[start]
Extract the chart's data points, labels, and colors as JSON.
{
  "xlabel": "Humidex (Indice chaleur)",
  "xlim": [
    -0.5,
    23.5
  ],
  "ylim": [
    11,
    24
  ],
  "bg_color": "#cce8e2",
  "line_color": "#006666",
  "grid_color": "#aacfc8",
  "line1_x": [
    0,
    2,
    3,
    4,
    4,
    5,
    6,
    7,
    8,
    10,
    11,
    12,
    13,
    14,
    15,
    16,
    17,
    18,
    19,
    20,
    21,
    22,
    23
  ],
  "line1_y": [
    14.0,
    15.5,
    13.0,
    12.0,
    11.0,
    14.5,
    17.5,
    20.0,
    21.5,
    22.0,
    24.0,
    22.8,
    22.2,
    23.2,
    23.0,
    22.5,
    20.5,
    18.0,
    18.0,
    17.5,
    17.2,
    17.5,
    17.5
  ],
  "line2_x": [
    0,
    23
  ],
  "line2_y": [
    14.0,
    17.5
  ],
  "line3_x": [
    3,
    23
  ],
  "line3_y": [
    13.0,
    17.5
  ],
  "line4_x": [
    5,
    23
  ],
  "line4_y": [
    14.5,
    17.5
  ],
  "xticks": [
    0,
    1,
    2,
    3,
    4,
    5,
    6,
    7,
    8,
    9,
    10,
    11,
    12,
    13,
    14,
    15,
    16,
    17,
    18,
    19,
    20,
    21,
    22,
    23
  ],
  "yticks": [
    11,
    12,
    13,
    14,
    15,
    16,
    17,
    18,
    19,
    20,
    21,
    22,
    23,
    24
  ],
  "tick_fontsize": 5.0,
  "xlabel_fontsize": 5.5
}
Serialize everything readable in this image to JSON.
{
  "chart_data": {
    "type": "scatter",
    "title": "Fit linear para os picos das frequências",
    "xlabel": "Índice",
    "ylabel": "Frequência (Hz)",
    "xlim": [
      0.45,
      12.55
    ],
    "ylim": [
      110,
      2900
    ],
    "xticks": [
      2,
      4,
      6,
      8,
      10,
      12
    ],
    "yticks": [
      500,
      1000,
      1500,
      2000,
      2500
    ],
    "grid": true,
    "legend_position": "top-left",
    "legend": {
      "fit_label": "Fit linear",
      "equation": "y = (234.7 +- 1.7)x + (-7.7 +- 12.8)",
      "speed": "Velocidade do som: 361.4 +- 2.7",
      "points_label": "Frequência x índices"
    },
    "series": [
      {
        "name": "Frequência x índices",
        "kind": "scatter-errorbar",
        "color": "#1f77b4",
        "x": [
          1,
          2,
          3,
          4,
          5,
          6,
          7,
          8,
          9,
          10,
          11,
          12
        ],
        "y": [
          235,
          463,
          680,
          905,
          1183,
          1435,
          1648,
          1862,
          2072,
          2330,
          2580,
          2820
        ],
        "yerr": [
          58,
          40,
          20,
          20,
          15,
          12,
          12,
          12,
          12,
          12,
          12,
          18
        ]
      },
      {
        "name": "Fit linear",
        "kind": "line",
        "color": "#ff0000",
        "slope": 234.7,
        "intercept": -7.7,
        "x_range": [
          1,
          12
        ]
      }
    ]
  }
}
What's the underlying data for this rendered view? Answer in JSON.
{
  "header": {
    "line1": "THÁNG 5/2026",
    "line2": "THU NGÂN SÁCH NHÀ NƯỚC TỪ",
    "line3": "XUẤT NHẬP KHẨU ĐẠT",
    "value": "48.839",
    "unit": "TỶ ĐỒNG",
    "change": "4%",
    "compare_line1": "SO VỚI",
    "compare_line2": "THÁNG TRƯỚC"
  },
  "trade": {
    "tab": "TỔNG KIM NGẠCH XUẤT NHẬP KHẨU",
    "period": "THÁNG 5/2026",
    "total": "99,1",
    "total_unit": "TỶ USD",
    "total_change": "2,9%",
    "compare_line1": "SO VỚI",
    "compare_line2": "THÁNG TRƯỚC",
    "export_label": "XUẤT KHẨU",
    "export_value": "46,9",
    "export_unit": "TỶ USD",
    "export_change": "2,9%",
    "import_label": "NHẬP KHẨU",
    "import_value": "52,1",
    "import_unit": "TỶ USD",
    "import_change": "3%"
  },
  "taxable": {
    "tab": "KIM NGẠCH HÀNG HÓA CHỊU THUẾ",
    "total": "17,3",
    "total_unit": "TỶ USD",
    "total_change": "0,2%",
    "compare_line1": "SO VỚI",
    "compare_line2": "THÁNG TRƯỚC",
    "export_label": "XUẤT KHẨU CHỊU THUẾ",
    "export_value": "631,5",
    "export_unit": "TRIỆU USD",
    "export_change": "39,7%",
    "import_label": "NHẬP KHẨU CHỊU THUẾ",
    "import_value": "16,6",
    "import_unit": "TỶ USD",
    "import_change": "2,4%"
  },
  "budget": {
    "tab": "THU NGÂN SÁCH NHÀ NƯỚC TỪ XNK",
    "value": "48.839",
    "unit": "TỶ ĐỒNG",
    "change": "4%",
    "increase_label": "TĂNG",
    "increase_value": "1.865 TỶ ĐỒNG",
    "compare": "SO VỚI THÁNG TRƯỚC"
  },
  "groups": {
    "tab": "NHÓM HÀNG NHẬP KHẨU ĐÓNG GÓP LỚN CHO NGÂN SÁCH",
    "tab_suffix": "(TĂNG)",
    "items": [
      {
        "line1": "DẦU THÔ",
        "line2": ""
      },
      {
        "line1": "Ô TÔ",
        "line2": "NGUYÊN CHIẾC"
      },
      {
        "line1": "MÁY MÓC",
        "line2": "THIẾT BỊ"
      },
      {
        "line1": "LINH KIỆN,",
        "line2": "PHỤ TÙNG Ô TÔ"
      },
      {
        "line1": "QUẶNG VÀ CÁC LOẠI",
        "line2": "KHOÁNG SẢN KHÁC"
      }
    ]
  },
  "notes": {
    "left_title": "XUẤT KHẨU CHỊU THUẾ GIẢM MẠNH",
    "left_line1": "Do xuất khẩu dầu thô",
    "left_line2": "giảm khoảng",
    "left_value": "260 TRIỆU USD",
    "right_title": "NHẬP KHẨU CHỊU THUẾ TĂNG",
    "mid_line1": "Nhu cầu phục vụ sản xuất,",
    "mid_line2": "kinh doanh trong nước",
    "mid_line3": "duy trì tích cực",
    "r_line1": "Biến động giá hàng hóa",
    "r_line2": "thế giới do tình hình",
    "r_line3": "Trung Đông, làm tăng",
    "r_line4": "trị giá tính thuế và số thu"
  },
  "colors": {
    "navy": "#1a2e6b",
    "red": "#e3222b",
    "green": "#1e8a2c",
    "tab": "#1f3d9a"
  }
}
[end]
(REQUIREMENTS)
Pull out all lines in the data above that include "SÁCH".

(EXPECTED ANSWER)
    "line2": "THU NGÂN SÁCH NHÀ NƯỚC TỪ",
    "tab": "THU NGÂN SÁCH NHÀ NƯỚC TỪ XNK",
    "tab": "NHÓM HÀNG NHẬP KHẨU ĐÓNG GÓP LỚN CHO NGÂN SÁCH",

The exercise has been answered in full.